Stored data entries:
******************************

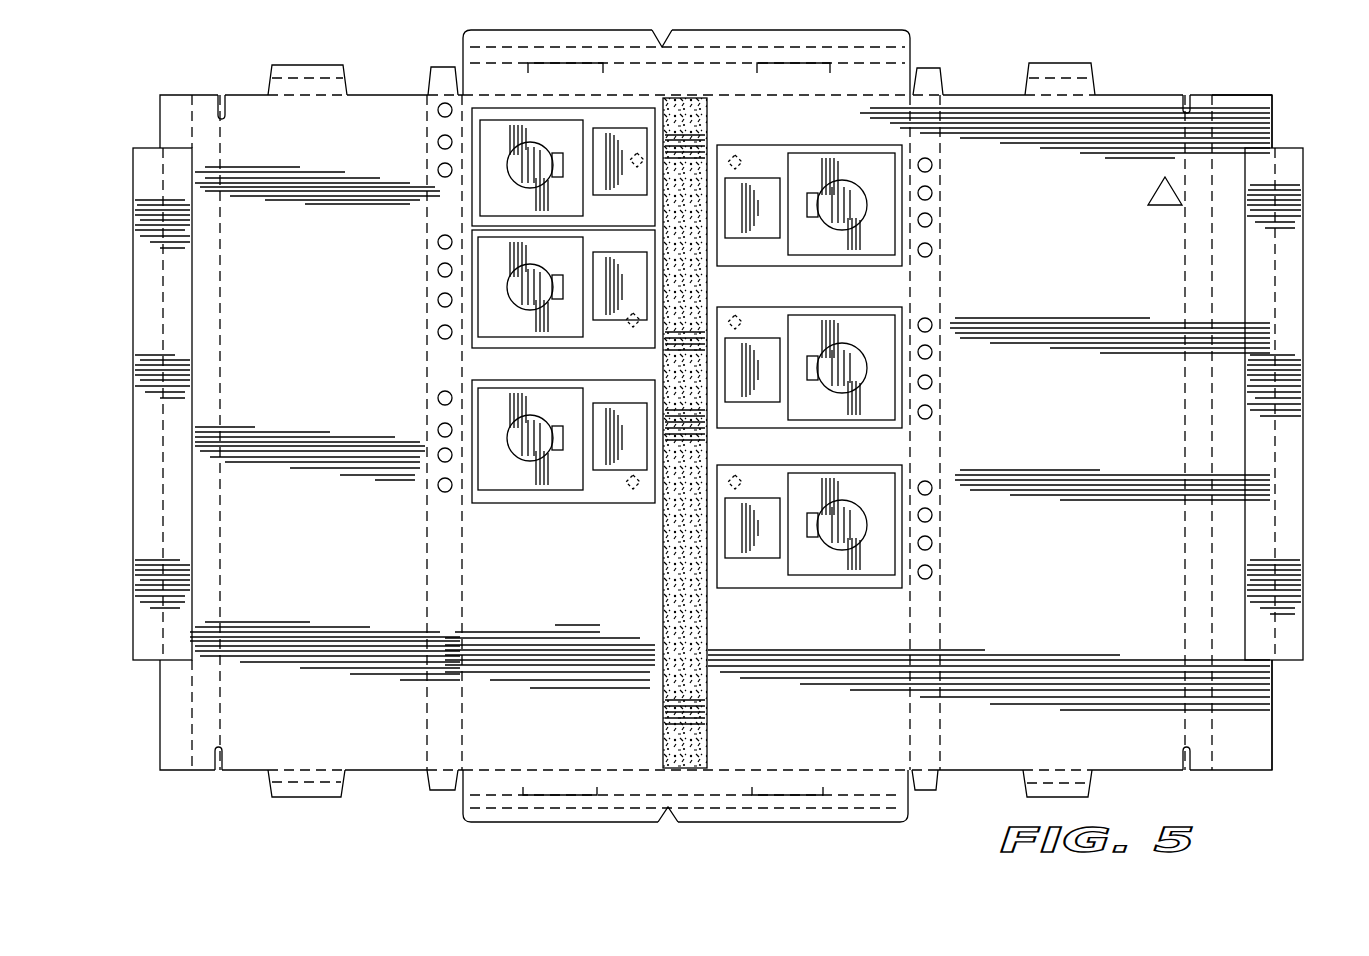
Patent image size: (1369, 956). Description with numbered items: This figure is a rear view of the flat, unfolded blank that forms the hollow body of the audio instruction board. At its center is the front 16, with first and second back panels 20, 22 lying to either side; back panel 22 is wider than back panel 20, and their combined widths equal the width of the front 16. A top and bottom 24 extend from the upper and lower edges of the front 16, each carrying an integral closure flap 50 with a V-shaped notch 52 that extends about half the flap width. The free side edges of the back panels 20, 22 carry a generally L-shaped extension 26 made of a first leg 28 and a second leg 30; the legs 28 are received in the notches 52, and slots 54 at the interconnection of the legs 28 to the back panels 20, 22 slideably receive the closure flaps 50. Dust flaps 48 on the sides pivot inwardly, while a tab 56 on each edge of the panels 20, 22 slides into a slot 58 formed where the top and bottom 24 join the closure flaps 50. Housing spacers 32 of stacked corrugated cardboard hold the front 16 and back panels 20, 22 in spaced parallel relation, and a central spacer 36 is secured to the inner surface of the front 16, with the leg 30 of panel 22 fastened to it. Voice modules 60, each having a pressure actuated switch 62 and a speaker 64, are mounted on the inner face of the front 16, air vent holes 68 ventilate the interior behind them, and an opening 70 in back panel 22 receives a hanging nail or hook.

The front 16 is at (596, 605).
The first back panel 20 is at (352, 606).
The second back panel 22 is at (1112, 616).
The top and bottom 24 is at (893, 76).
The L-shaped extension 26 is at (1250, 100).
The first leg 28 is at (1206, 100).
The second leg 30 is at (1260, 126).
The housing spacer 32 is at (177, 408).
The central spacer 36 is at (707, 290).
The dust flap 48 is at (448, 80).
The closure flap 50 is at (575, 53).
The V-shaped notch 52 is at (668, 44).
The slot 54 is at (227, 108).
The tab 56 is at (303, 72).
The slot 58 is at (568, 70).
The voice module 60 is at (472, 154).
The pressure actuated switch 62 is at (738, 152).
The speaker 64 is at (480, 188).
The air vent hole 68 is at (934, 250).
The opening 70 is at (1170, 206).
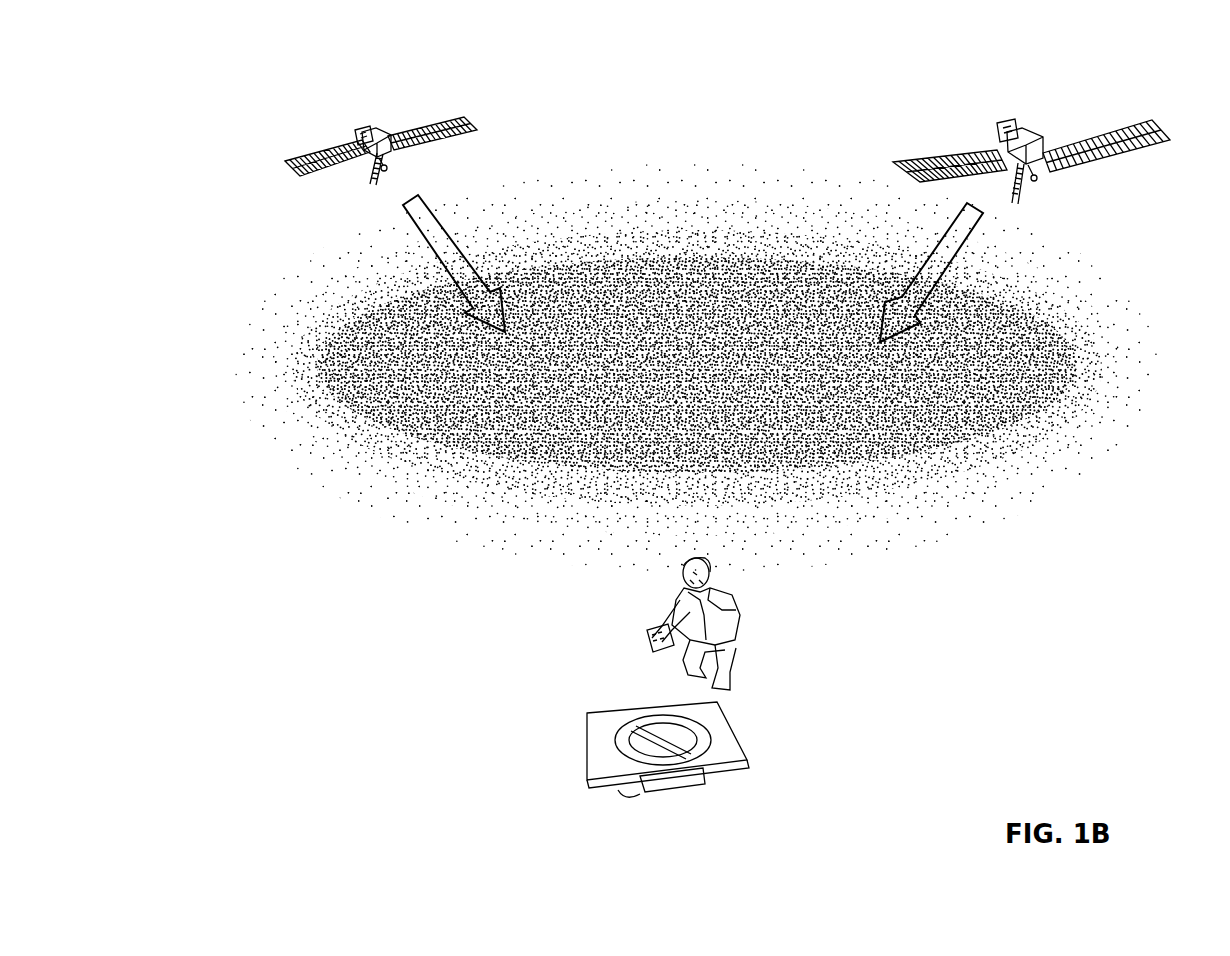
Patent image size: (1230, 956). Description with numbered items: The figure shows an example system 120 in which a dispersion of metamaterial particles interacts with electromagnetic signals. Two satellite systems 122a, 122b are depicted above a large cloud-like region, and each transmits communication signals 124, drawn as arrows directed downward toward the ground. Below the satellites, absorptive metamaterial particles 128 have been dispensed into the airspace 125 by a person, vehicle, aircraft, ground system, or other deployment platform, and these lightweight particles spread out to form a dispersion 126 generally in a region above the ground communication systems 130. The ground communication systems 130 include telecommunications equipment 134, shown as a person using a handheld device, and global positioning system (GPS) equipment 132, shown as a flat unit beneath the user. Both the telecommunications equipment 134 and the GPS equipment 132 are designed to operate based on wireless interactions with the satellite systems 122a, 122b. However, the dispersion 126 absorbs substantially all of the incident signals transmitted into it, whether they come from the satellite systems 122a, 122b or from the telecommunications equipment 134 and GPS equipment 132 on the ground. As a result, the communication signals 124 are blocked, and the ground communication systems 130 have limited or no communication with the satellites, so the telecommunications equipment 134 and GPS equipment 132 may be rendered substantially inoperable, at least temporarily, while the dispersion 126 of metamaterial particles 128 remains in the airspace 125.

The example system 120 is at (208, 88).
The satellite system 122a is at (362, 130).
The satellite system 122b is at (997, 128).
The communication signals 124 is at (428, 193).
The airspace 125 is at (1122, 222).
The dispersion 126 is at (200, 290).
The metamaterial particles 128 is at (310, 227).
The ground communication systems 130 is at (565, 682).
The global positioning system (GPS) equipment 132 is at (587, 766).
The telecommunications equipment 134 is at (742, 648).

******************************

Directions for this task: Reproduce both entries above word for word, leaving out the pictures.

Task response:
Patent image size: (1369, 956). Description with numbered items: This figure is a rear view of the flat, unfolded blank that forms the hollow body of the audio instruction board. At its center is the front 16, with first and second back panels 20, 22 lying to either side; back panel 22 is wider than back panel 20, and their combined widths equal the width of the front 16. A top and bottom 24 extend from the upper and lower edges of the front 16, each carrying an integral closure flap 50 with a V-shaped notch 52 that extends about half the flap width. The free side edges of the back panels 20, 22 carry a generally L-shaped extension 26 made of a first leg 28 and a second leg 30; the legs 28 are received in the notches 52, and slots 54 at the interconnection of the legs 28 to the back panels 20, 22 slideably receive the closure flaps 50. Dust flaps 48 on the sides pivot inwardly, while a tab 56 on each edge of the panels 20, 22 slides into a slot 58 formed where the top and bottom 24 join the closure flaps 50. Housing spacers 32 of stacked corrugated cardboard hold the front 16 and back panels 20, 22 in spaced parallel relation, and a central spacer 36 is secured to the inner surface of the front 16, with the leg 30 of panel 22 fastened to it. Voice modules 60, each having a pressure actuated switch 62 and a speaker 64, are mounted on the inner face of the front 16, air vent holes 68 ventilate the interior behind them, and an opening 70 in back panel 22 receives a hanging nail or hook.

The front 16 is at (596, 605).
The first back panel 20 is at (352, 606).
The second back panel 22 is at (1112, 616).
The top and bottom 24 is at (893, 76).
The L-shaped extension 26 is at (1250, 100).
The first leg 28 is at (1206, 100).
The second leg 30 is at (1260, 126).
The housing spacer 32 is at (177, 408).
The central spacer 36 is at (707, 290).
The dust flap 48 is at (448, 80).
The closure flap 50 is at (575, 53).
The V-shaped notch 52 is at (668, 44).
The slot 54 is at (227, 108).
The tab 56 is at (303, 72).
The slot 58 is at (568, 70).
The voice module 60 is at (472, 154).
The pressure actuated switch 62 is at (738, 152).
The speaker 64 is at (480, 188).
The air vent hole 68 is at (934, 250).
The opening 70 is at (1170, 206).
Patent image size: (1230, 956). Description with numbered items: The figure shows an example system 120 in which a dispersion of metamaterial particles interacts with electromagnetic signals. Two satellite systems 122a, 122b are depicted above a large cloud-like region, and each transmits communication signals 124, drawn as arrows directed downward toward the ground. Below the satellites, absorptive metamaterial particles 128 have been dispensed into the airspace 125 by a person, vehicle, aircraft, ground system, or other deployment platform, and these lightweight particles spread out to form a dispersion 126 generally in a region above the ground communication systems 130. The ground communication systems 130 include telecommunications equipment 134, shown as a person using a handheld device, and global positioning system (GPS) equipment 132, shown as a flat unit beneath the user. Both the telecommunications equipment 134 and the GPS equipment 132 are designed to operate based on wireless interactions with the satellite systems 122a, 122b. However, the dispersion 126 absorbs substantially all of the incident signals transmitted into it, whether they come from the satellite systems 122a, 122b or from the telecommunications equipment 134 and GPS equipment 132 on the ground. As a result, the communication signals 124 are blocked, and the ground communication systems 130 have limited or no communication with the satellites, so the telecommunications equipment 134 and GPS equipment 132 may be rendered substantially inoperable, at least temporarily, while the dispersion 126 of metamaterial particles 128 remains in the airspace 125.

The example system 120 is at (208, 88).
The satellite system 122a is at (362, 130).
The satellite system 122b is at (997, 128).
The communication signals 124 is at (428, 193).
The airspace 125 is at (1122, 222).
The dispersion 126 is at (200, 290).
The metamaterial particles 128 is at (310, 227).
The ground communication systems 130 is at (565, 682).
The global positioning system (GPS) equipment 132 is at (587, 766).
The telecommunications equipment 134 is at (742, 648).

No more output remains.